_Work required:_ Repeat the records exactly. Every line must match.

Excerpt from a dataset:

....................

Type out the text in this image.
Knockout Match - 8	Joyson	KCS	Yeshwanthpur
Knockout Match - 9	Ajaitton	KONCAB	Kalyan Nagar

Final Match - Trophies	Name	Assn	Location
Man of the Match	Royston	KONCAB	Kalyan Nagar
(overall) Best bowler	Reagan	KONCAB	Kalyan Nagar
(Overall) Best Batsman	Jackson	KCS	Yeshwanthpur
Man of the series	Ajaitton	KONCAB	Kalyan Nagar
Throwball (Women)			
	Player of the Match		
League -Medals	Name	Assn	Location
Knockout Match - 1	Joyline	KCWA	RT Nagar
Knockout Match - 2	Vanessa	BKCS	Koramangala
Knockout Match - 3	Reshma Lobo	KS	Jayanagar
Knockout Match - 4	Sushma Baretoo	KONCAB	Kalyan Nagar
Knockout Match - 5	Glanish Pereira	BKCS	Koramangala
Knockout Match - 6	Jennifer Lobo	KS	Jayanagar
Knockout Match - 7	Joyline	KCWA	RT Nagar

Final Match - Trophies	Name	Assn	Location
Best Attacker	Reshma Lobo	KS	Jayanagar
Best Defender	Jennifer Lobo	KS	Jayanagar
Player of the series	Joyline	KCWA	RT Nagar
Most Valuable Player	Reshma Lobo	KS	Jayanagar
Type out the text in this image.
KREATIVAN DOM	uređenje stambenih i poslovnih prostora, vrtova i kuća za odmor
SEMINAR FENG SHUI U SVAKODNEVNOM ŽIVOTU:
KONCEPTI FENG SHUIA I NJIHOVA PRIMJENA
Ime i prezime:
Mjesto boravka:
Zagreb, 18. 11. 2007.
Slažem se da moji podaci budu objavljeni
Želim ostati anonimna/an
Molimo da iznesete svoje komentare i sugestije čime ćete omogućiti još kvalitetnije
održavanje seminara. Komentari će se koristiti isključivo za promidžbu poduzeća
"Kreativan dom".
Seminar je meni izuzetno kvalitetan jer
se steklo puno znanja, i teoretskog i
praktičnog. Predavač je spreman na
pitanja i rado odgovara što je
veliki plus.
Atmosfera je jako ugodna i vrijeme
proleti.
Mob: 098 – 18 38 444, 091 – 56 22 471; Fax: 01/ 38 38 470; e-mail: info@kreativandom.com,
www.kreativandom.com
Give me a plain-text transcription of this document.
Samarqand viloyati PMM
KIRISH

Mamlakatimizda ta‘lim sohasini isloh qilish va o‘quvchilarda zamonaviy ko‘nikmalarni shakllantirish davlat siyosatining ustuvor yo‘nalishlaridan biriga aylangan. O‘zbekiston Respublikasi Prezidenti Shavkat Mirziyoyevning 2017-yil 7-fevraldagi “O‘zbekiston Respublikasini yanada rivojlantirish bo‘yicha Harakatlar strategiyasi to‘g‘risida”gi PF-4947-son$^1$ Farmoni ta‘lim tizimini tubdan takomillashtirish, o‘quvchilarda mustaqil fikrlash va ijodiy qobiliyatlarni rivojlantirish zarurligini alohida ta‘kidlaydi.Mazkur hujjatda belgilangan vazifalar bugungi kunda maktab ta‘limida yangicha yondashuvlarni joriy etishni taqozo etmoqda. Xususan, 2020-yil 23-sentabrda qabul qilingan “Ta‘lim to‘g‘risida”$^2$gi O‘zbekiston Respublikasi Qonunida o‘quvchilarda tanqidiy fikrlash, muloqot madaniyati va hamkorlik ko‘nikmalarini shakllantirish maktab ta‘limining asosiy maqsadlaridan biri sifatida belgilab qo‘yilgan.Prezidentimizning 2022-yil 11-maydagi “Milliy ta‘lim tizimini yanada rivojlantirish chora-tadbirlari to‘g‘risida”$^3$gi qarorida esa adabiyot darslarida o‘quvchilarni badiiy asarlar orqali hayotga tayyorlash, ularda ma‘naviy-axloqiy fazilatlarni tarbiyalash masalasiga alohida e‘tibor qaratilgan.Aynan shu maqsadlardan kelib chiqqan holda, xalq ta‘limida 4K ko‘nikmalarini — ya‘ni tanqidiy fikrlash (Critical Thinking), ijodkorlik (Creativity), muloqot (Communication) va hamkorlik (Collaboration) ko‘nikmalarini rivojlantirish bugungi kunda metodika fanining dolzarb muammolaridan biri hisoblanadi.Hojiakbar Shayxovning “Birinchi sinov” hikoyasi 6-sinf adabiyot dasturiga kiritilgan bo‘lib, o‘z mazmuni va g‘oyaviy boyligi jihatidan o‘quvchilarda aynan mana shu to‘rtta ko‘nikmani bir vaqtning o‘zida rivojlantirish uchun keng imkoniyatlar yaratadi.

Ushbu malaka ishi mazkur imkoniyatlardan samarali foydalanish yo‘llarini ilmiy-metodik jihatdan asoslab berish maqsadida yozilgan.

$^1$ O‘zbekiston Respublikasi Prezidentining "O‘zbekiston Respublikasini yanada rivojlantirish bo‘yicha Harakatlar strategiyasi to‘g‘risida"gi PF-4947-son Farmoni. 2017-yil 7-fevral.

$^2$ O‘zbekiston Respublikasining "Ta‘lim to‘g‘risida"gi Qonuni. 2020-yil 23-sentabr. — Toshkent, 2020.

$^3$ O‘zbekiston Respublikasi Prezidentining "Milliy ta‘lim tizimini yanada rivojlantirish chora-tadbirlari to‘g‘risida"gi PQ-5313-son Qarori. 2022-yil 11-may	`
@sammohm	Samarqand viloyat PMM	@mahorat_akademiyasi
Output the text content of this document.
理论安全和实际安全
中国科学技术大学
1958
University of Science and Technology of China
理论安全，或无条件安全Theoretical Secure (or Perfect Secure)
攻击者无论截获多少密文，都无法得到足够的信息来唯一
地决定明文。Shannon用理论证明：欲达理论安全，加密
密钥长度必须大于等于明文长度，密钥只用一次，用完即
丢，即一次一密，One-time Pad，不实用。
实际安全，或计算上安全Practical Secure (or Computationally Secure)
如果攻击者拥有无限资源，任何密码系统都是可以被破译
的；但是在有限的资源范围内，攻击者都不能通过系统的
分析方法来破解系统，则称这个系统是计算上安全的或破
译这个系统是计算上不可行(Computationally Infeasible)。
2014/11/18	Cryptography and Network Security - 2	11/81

....................

_Answer to the problem:_
Type out the text in this image.
Knockout Match - 8	Joyson	KCS	Yeshwanthpur
Knockout Match - 9	Ajaitton	KONCAB	Kalyan Nagar

Final Match - Trophies	Name	Assn	Location
Man of the Match	Royston	KONCAB	Kalyan Nagar
(overall) Best bowler	Reagan	KONCAB	Kalyan Nagar
(Overall) Best Batsman	Jackson	KCS	Yeshwanthpur
Man of the series	Ajaitton	KONCAB	Kalyan Nagar
Throwball (Women)			
	Player of the Match		
League -Medals	Name	Assn	Location
Knockout Match - 1	Joyline	KCWA	RT Nagar
Knockout Match - 2	Vanessa	BKCS	Koramangala
Knockout Match - 3	Reshma Lobo	KS	Jayanagar
Knockout Match - 4	Sushma Baretoo	KONCAB	Kalyan Nagar
Knockout Match - 5	Glanish Pereira	BKCS	Koramangala
Knockout Match - 6	Jennifer Lobo	KS	Jayanagar
Knockout Match - 7	Joyline	KCWA	RT Nagar

Final Match - Trophies	Name	Assn	Location
Best Attacker	Reshma Lobo	KS	Jayanagar
Best Defender	Jennifer Lobo	KS	Jayanagar
Player of the series	Joyline	KCWA	RT Nagar
Most Valuable Player	Reshma Lobo	KS	Jayanagar
Type out the text in this image.
KREATIVAN DOM	uređenje stambenih i poslovnih prostora, vrtova i kuća za odmor
SEMINAR FENG SHUI U SVAKODNEVNOM ŽIVOTU:
KONCEPTI FENG SHUIA I NJIHOVA PRIMJENA
Ime i prezime:
Mjesto boravka:
Zagreb, 18. 11. 2007.
Slažem se da moji podaci budu objavljeni
Želim ostati anonimna/an
Molimo da iznesete svoje komentare i sugestije čime ćete omogućiti još kvalitetnije
održavanje seminara. Komentari će se koristiti isključivo za promidžbu poduzeća
"Kreativan dom".
Seminar je meni izuzetno kvalitetan jer
se steklo puno znanja, i teoretskog i
praktičnog. Predavač je spreman na
pitanja i rado odgovara što je
veliki plus.
Atmosfera je jako ugodna i vrijeme
proleti.
Mob: 098 – 18 38 444, 091 – 56 22 471; Fax: 01/ 38 38 470; e-mail: info@kreativandom.com,
www.kreativandom.com
Give me a plain-text transcription of this document.
Samarqand viloyati PMM
KIRISH

Mamlakatimizda ta‘lim sohasini isloh qilish va o‘quvchilarda zamonaviy ko‘nikmalarni shakllantirish davlat siyosatining ustuvor yo‘nalishlaridan biriga aylangan. O‘zbekiston Respublikasi Prezidenti Shavkat Mirziyoyevning 2017-yil 7-fevraldagi “O‘zbekiston Respublikasini yanada rivojlantirish bo‘yicha Harakatlar strategiyasi to‘g‘risida”gi PF-4947-son$^1$ Farmoni ta‘lim tizimini tubdan takomillashtirish, o‘quvchilarda mustaqil fikrlash va ijodiy qobiliyatlarni rivojlantirish zarurligini alohida ta‘kidlaydi.Mazkur hujjatda belgilangan vazifalar bugungi kunda maktab ta‘limida yangicha yondashuvlarni joriy etishni taqozo etmoqda. Xususan, 2020-yil 23-sentabrda qabul qilingan “Ta‘lim to‘g‘risida”$^2$gi O‘zbekiston Respublikasi Qonunida o‘quvchilarda tanqidiy fikrlash, muloqot madaniyati va hamkorlik ko‘nikmalarini shakllantirish maktab ta‘limining asosiy maqsadlaridan biri sifatida belgilab qo‘yilgan.Prezidentimizning 2022-yil 11-maydagi “Milliy ta‘lim tizimini yanada rivojlantirish chora-tadbirlari to‘g‘risida”$^3$gi qarorida esa adabiyot darslarida o‘quvchilarni badiiy asarlar orqali hayotga tayyorlash, ularda ma‘naviy-axloqiy fazilatlarni tarbiyalash masalasiga alohida e‘tibor qaratilgan.Aynan shu maqsadlardan kelib chiqqan holda, xalq ta‘limida 4K ko‘nikmalarini — ya‘ni tanqidiy fikrlash (Critical Thinking), ijodkorlik (Creativity), muloqot (Communication) va hamkorlik (Collaboration) ko‘nikmalarini rivojlantirish bugungi kunda metodika fanining dolzarb muammolaridan biri hisoblanadi.Hojiakbar Shayxovning “Birinchi sinov” hikoyasi 6-sinf adabiyot dasturiga kiritilgan bo‘lib, o‘z mazmuni va g‘oyaviy boyligi jihatidan o‘quvchilarda aynan mana shu to‘rtta ko‘nikmani bir vaqtning o‘zida rivojlantirish uchun keng imkoniyatlar yaratadi.

Ushbu malaka ishi mazkur imkoniyatlardan samarali foydalanish yo‘llarini ilmiy-metodik jihatdan asoslab berish maqsadida yozilgan.

$^1$ O‘zbekiston Respublikasi Prezidentining "O‘zbekiston Respublikasini yanada rivojlantirish bo‘yicha Harakatlar strategiyasi to‘g‘risida"gi PF-4947-son Farmoni. 2017-yil 7-fevral.

$^2$ O‘zbekiston Respublikasining "Ta‘lim to‘g‘risida"gi Qonuni. 2020-yil 23-sentabr. — Toshkent, 2020.

$^3$ O‘zbekiston Respublikasi Prezidentining "Milliy ta‘lim tizimini yanada rivojlantirish chora-tadbirlari to‘g‘risida"gi PQ-5313-son Qarori. 2022-yil 11-may	`
@sammohm	Samarqand viloyat PMM	@mahorat_akademiyasi
Output the text content of this document.
理论安全和实际安全
中国科学技术大学
1958
University of Science and Technology of China
理论安全，或无条件安全Theoretical Secure (or Perfect Secure)
攻击者无论截获多少密文，都无法得到足够的信息来唯一
地决定明文。Shannon用理论证明：欲达理论安全，加密
密钥长度必须大于等于明文长度，密钥只用一次，用完即
丢，即一次一密，One-time Pad，不实用。
实际安全，或计算上安全Practical Secure (or Computationally Secure)
如果攻击者拥有无限资源，任何密码系统都是可以被破译
的；但是在有限的资源范围内，攻击者都不能通过系统的
分析方法来破解系统，则称这个系统是计算上安全的或破
译这个系统是计算上不可行(Computationally Infeasible)。
2014/11/18	Cryptography and Network Security - 2	11/81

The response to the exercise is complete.